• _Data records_
--- START ---

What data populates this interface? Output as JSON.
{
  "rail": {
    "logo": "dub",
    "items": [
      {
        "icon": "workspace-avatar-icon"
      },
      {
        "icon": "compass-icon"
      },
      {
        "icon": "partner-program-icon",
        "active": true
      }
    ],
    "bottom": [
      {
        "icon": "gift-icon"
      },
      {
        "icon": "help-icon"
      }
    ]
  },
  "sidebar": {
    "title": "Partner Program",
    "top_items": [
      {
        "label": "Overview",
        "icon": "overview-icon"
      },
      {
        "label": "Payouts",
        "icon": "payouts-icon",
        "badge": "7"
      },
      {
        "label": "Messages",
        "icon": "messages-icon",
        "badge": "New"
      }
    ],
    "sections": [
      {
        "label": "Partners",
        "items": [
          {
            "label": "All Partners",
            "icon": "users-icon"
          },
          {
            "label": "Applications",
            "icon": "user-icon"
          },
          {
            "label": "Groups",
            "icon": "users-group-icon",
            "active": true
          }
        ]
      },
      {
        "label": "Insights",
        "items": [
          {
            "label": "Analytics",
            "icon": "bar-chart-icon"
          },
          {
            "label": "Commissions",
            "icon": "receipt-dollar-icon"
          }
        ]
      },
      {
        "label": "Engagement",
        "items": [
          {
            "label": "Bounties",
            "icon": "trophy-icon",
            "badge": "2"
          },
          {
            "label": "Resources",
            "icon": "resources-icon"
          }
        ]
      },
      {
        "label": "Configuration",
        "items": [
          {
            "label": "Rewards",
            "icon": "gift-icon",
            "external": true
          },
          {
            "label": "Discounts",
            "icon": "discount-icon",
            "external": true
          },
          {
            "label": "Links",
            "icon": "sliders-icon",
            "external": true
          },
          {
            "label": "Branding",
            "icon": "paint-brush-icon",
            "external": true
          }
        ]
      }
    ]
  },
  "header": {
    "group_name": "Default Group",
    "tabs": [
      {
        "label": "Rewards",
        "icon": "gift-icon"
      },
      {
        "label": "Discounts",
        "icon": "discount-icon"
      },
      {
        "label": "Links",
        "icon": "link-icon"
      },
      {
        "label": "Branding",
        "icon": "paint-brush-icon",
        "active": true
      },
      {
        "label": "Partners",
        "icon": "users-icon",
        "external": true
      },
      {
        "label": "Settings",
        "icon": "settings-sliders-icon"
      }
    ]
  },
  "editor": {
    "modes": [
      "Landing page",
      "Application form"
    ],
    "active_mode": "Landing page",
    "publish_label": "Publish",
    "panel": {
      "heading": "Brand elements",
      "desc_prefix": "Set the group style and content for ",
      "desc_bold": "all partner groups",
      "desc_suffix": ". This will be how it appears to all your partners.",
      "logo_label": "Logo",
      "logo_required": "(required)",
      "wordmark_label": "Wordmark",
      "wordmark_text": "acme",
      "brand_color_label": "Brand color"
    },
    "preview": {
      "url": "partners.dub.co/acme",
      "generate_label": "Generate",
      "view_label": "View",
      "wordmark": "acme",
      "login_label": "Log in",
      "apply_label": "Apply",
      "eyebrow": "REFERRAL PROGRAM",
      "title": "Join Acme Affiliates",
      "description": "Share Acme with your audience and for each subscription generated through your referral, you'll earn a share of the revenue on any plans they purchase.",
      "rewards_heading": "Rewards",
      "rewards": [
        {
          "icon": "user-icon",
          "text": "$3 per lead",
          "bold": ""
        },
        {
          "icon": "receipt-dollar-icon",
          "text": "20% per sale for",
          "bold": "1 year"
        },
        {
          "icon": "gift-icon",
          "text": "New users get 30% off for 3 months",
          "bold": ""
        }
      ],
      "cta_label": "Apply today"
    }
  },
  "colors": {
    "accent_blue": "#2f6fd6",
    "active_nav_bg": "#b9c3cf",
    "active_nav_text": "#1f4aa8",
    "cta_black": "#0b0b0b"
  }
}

--- END ---

Tally the lines of the data that contain the string "dollar" and report the total alone.

2